(Dataset items)
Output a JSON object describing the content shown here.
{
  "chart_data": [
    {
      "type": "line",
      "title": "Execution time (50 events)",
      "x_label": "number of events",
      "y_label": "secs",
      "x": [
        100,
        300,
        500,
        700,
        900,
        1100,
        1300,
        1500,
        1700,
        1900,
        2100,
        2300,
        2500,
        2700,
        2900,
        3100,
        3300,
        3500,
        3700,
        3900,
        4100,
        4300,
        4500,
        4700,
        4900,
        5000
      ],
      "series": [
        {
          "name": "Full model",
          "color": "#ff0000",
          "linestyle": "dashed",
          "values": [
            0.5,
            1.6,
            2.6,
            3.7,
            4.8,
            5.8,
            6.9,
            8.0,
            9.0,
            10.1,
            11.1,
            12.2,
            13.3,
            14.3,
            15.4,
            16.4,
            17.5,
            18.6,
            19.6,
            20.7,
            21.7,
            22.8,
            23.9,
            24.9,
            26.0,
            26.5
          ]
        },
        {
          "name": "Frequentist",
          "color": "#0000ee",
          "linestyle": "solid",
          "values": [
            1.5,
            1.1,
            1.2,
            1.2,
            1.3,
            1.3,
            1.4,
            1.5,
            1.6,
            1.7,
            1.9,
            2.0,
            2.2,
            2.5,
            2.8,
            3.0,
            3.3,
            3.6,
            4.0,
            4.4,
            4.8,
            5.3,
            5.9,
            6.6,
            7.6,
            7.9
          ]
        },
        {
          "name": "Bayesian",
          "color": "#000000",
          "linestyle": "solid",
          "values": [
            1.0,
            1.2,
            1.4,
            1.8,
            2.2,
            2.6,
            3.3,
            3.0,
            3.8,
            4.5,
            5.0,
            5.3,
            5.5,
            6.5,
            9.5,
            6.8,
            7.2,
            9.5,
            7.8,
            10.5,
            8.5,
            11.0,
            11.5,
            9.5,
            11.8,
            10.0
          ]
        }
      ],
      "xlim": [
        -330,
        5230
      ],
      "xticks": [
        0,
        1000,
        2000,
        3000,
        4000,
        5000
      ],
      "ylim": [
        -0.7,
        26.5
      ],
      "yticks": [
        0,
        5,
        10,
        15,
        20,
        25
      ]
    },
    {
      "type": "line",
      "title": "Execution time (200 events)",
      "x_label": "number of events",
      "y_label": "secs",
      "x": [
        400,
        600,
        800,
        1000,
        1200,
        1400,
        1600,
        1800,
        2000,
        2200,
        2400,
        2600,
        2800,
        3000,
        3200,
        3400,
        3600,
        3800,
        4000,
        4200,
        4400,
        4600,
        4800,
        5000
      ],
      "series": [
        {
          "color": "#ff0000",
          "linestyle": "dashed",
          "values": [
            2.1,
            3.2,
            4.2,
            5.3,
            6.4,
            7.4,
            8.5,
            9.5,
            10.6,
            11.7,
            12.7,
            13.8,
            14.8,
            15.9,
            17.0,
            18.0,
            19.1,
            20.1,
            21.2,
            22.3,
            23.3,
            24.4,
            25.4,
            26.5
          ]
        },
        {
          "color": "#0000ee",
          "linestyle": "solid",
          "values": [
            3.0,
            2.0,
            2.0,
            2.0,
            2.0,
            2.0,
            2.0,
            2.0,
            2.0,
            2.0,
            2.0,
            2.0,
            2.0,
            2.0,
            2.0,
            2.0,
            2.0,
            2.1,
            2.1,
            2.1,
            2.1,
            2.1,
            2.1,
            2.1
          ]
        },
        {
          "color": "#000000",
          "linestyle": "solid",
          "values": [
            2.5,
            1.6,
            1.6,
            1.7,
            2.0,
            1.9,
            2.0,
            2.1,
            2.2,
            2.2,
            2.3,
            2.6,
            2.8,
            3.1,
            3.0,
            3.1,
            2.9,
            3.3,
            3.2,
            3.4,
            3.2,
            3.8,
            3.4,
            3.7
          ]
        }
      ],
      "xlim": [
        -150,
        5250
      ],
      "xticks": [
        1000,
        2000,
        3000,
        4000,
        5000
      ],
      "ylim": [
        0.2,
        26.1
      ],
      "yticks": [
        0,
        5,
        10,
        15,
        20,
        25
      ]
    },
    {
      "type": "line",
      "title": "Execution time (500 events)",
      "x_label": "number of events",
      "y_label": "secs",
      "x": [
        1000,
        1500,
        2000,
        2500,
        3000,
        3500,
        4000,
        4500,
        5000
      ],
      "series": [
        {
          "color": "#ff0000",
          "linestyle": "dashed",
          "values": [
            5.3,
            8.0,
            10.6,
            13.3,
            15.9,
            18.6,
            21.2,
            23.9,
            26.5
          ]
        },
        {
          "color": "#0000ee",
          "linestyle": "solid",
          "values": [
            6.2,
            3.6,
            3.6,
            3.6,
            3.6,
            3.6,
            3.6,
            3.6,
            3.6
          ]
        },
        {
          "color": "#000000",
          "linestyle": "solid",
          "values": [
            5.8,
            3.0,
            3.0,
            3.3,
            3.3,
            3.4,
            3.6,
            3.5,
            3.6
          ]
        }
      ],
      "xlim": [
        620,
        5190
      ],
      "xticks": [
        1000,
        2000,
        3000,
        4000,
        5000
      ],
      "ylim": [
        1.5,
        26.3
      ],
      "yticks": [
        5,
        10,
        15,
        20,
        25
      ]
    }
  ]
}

__WHAT IS BEING ASKED__:
Every record above should be output exactly.

__THE ANSWER__:
Output a JSON object describing the content shown here.
{
  "chart_data": [
    {
      "type": "line",
      "title": "Execution time (50 events)",
      "x_label": "number of events",
      "y_label": "secs",
      "x": [
        100,
        300,
        500,
        700,
        900,
        1100,
        1300,
        1500,
        1700,
        1900,
        2100,
        2300,
        2500,
        2700,
        2900,
        3100,
        3300,
        3500,
        3700,
        3900,
        4100,
        4300,
        4500,
        4700,
        4900,
        5000
      ],
      "series": [
        {
          "name": "Full model",
          "color": "#ff0000",
          "linestyle": "dashed",
          "values": [
            0.5,
            1.6,
            2.6,
            3.7,
            4.8,
            5.8,
            6.9,
            8.0,
            9.0,
            10.1,
            11.1,
            12.2,
            13.3,
            14.3,
            15.4,
            16.4,
            17.5,
            18.6,
            19.6,
            20.7,
            21.7,
            22.8,
            23.9,
            24.9,
            26.0,
            26.5
          ]
        },
        {
          "name": "Frequentist",
          "color": "#0000ee",
          "linestyle": "solid",
          "values": [
            1.5,
            1.1,
            1.2,
            1.2,
            1.3,
            1.3,
            1.4,
            1.5,
            1.6,
            1.7,
            1.9,
            2.0,
            2.2,
            2.5,
            2.8,
            3.0,
            3.3,
            3.6,
            4.0,
            4.4,
            4.8,
            5.3,
            5.9,
            6.6,
            7.6,
            7.9
          ]
        },
        {
          "name": "Bayesian",
          "color": "#000000",
          "linestyle": "solid",
          "values": [
            1.0,
            1.2,
            1.4,
            1.8,
            2.2,
            2.6,
            3.3,
            3.0,
            3.8,
            4.5,
            5.0,
            5.3,
            5.5,
            6.5,
            9.5,
            6.8,
            7.2,
            9.5,
            7.8,
            10.5,
            8.5,
            11.0,
            11.5,
            9.5,
            11.8,
            10.0
          ]
        }
      ],
      "xlim": [
        -330,
        5230
      ],
      "xticks": [
        0,
        1000,
        2000,
        3000,
        4000,
        5000
      ],
      "ylim": [
        -0.7,
        26.5
      ],
      "yticks": [
        0,
        5,
        10,
        15,
        20,
        25
      ]
    },
    {
      "type": "line",
      "title": "Execution time (200 events)",
      "x_label": "number of events",
      "y_label": "secs",
      "x": [
        400,
        600,
        800,
        1000,
        1200,
        1400,
        1600,
        1800,
        2000,
        2200,
        2400,
        2600,
        2800,
        3000,
        3200,
        3400,
        3600,
        3800,
        4000,
        4200,
        4400,
        4600,
        4800,
        5000
      ],
      "series": [
        {
          "color": "#ff0000",
          "linestyle": "dashed",
          "values": [
            2.1,
            3.2,
            4.2,
            5.3,
            6.4,
            7.4,
            8.5,
            9.5,
            10.6,
            11.7,
            12.7,
            13.8,
            14.8,
            15.9,
            17.0,
            18.0,
            19.1,
            20.1,
            21.2,
            22.3,
            23.3,
            24.4,
            25.4,
            26.5
          ]
        },
        {
          "color": "#0000ee",
          "linestyle": "solid",
          "values": [
            3.0,
            2.0,
            2.0,
            2.0,
            2.0,
            2.0,
            2.0,
            2.0,
            2.0,
            2.0,
            2.0,
            2.0,
            2.0,
            2.0,
            2.0,
            2.0,
            2.0,
            2.1,
            2.1,
            2.1,
            2.1,
            2.1,
            2.1,
            2.1
          ]
        },
        {
          "color": "#000000",
          "linestyle": "solid",
          "values": [
            2.5,
            1.6,
            1.6,
            1.7,
            2.0,
            1.9,
            2.0,
            2.1,
            2.2,
            2.2,
            2.3,
            2.6,
            2.8,
            3.1,
            3.0,
            3.1,
            2.9,
            3.3,
            3.2,
            3.4,
            3.2,
            3.8,
            3.4,
            3.7
          ]
        }
      ],
      "xlim": [
        -150,
        5250
      ],
      "xticks": [
        1000,
        2000,
        3000,
        4000,
        5000
      ],
      "ylim": [
        0.2,
        26.1
      ],
      "yticks": [
        0,
        5,
        10,
        15,
        20,
        25
      ]
    },
    {
      "type": "line",
      "title": "Execution time (500 events)",
      "x_label": "number of events",
      "y_label": "secs",
      "x": [
        1000,
        1500,
        2000,
        2500,
        3000,
        3500,
        4000,
        4500,
        5000
      ],
      "series": [
        {
          "color": "#ff0000",
          "linestyle": "dashed",
          "values": [
            5.3,
            8.0,
            10.6,
            13.3,
            15.9,
            18.6,
            21.2,
            23.9,
            26.5
          ]
        },
        {
          "color": "#0000ee",
          "linestyle": "solid",
          "values": [
            6.2,
            3.6,
            3.6,
            3.6,
            3.6,
            3.6,
            3.6,
            3.6,
            3.6
          ]
        },
        {
          "color": "#000000",
          "linestyle": "solid",
          "values": [
            5.8,
            3.0,
            3.0,
            3.3,
            3.3,
            3.4,
            3.6,
            3.5,
            3.6
          ]
        }
      ],
      "xlim": [
        620,
        5190
      ],
      "xticks": [
        1000,
        2000,
        3000,
        4000,
        5000
      ],
      "ylim": [
        1.5,
        26.3
      ],
      "yticks": [
        5,
        10,
        15,
        20,
        25
      ]
    }
  ]
}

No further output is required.